(Data records)
+ + + +
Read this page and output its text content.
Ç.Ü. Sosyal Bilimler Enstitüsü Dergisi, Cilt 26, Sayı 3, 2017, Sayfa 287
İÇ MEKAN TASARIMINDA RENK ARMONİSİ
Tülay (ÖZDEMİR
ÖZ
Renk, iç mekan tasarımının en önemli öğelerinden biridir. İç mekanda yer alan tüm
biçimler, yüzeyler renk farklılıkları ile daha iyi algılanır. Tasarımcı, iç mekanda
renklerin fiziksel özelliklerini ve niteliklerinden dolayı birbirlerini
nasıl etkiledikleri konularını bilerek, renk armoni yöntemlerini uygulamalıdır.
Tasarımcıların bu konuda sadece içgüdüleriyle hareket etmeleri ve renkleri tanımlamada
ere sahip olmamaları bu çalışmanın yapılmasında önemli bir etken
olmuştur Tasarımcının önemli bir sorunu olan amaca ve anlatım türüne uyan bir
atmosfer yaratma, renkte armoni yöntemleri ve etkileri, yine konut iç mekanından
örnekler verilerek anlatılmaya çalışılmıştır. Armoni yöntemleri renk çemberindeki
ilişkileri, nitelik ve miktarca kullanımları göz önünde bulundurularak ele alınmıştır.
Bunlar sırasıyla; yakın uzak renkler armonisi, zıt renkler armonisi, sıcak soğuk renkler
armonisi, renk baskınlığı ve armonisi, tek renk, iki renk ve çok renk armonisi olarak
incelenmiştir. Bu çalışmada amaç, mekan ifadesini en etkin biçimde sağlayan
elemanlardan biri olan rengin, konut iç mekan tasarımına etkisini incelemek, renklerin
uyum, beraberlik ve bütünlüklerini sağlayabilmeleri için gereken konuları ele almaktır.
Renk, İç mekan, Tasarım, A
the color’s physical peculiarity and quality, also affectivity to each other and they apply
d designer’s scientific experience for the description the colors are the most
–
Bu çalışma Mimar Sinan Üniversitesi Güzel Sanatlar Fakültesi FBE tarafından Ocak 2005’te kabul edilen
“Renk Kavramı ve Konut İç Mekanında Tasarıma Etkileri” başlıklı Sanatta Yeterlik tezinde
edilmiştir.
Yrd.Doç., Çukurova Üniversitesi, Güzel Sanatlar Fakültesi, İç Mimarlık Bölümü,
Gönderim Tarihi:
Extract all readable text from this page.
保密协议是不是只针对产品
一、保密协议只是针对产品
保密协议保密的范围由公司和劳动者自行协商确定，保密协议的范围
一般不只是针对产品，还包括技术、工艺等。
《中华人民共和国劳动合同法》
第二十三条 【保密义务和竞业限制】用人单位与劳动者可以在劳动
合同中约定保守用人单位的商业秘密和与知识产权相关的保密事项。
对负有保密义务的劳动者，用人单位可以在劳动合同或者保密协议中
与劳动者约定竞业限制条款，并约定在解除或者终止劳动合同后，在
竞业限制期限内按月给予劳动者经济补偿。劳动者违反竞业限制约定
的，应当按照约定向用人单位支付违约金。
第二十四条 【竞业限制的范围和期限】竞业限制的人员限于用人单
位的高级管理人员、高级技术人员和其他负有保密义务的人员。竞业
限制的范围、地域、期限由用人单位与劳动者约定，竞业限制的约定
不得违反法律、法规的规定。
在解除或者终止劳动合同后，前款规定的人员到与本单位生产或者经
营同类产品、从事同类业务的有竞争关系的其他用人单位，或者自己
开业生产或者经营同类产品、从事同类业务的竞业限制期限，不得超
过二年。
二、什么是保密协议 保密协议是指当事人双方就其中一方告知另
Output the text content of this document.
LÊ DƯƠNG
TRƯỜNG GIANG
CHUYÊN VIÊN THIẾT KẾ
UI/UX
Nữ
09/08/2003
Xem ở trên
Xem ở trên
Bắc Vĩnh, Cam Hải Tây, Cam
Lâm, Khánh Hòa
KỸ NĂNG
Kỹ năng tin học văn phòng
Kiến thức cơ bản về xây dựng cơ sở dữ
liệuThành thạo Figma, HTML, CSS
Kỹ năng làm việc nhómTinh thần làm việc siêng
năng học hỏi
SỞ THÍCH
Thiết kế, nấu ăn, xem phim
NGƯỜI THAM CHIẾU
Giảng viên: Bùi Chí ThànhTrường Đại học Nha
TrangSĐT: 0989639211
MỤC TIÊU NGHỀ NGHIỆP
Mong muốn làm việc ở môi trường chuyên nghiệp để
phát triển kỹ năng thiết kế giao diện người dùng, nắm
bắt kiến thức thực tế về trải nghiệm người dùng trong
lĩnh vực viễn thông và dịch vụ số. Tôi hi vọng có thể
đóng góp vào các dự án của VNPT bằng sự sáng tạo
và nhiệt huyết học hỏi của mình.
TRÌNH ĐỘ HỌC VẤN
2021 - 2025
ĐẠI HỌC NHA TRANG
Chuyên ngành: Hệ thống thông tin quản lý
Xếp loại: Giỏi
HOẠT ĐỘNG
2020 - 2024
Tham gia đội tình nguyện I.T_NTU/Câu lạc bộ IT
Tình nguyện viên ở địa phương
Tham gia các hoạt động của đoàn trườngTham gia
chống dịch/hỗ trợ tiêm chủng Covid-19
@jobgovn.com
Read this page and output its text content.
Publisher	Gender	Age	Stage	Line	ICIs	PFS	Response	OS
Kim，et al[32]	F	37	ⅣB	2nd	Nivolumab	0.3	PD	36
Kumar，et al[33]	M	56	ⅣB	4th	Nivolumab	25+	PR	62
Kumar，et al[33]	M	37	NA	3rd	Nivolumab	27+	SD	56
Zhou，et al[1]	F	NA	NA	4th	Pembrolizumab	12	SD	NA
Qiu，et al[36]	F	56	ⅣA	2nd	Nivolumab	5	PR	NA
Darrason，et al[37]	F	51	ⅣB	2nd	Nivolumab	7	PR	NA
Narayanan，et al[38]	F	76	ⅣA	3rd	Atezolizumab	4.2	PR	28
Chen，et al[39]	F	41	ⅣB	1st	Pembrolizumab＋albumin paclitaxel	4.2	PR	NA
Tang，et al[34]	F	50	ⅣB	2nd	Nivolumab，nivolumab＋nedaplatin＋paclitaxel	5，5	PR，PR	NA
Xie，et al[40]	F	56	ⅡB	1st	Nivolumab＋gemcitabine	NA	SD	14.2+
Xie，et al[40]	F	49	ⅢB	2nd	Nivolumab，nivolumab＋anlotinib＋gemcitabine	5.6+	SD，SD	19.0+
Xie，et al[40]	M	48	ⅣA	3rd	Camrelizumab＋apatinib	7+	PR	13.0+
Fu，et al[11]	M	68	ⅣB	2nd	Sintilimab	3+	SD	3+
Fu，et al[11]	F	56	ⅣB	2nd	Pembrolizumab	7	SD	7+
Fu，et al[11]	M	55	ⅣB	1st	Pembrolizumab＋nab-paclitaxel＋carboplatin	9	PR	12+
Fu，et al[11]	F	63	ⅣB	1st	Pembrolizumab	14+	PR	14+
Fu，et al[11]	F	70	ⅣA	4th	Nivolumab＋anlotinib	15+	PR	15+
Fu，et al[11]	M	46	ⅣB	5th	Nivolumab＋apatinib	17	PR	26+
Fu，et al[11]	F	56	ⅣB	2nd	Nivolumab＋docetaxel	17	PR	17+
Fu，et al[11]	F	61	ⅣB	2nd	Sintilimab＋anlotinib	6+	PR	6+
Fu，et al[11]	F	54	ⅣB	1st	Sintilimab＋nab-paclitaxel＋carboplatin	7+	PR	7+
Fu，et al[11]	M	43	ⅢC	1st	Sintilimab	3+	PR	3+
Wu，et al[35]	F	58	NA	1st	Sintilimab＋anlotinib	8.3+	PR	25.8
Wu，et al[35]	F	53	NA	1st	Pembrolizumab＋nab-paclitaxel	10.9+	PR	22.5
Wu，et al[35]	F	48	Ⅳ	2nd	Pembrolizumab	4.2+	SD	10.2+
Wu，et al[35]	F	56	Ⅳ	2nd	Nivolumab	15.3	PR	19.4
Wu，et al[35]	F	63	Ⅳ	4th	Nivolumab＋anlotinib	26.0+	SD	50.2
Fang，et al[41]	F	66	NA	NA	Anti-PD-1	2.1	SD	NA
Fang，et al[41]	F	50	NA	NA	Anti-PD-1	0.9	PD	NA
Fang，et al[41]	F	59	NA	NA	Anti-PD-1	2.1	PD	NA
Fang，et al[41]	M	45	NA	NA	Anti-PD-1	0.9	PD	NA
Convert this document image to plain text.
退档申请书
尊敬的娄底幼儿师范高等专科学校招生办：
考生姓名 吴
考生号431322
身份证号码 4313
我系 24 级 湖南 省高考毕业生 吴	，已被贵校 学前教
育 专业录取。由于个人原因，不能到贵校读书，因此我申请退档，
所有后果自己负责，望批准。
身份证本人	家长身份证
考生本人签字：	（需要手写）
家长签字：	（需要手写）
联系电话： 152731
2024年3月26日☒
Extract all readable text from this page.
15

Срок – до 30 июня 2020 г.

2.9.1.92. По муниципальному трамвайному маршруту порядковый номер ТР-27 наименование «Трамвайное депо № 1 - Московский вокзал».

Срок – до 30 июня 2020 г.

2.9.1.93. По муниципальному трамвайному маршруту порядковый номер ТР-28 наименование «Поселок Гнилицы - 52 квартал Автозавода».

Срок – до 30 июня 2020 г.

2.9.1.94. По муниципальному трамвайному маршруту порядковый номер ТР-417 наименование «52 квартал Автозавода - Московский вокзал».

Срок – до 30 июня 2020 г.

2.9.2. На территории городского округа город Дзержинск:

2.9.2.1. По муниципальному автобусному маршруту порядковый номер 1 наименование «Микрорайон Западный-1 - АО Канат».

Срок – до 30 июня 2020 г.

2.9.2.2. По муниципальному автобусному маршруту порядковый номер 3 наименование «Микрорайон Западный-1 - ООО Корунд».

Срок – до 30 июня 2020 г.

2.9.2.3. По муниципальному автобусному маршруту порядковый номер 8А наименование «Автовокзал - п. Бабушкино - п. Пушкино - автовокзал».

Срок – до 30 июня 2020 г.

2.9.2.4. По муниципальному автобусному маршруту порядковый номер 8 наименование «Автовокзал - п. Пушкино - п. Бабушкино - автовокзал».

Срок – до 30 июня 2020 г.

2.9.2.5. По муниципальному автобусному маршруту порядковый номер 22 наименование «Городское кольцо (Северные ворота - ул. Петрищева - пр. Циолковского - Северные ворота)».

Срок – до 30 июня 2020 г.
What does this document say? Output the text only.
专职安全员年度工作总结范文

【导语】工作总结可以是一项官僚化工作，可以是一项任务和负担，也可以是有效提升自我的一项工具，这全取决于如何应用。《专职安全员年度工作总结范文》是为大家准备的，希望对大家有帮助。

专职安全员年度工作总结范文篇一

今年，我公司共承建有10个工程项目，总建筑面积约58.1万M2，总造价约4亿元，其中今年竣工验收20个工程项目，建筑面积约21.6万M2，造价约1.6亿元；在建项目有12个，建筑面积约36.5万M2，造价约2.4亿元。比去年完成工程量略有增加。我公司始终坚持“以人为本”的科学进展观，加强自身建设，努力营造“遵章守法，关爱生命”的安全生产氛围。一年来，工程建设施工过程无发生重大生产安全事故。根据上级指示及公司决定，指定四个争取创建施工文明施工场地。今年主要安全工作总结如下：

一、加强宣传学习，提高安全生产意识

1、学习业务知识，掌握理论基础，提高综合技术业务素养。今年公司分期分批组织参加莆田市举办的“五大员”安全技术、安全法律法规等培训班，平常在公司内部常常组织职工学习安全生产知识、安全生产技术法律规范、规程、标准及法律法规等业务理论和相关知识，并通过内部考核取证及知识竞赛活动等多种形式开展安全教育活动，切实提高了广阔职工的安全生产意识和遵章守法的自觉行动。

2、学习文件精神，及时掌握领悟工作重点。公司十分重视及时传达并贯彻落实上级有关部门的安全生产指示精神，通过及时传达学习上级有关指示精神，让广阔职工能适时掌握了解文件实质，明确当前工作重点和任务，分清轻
+ + + +
• TASK DIRECTIONS
Show every line where the string "armonisi" appears.

• RESPONSE BELOW
Bunlar sırasıyla; yakın uzak renkler armonisi, zıt renkler armonisi, sıcak soğuk renkler
armonisi, renk baskınlığı ve armonisi, tek renk, iki renk ve çok renk armonisi olarak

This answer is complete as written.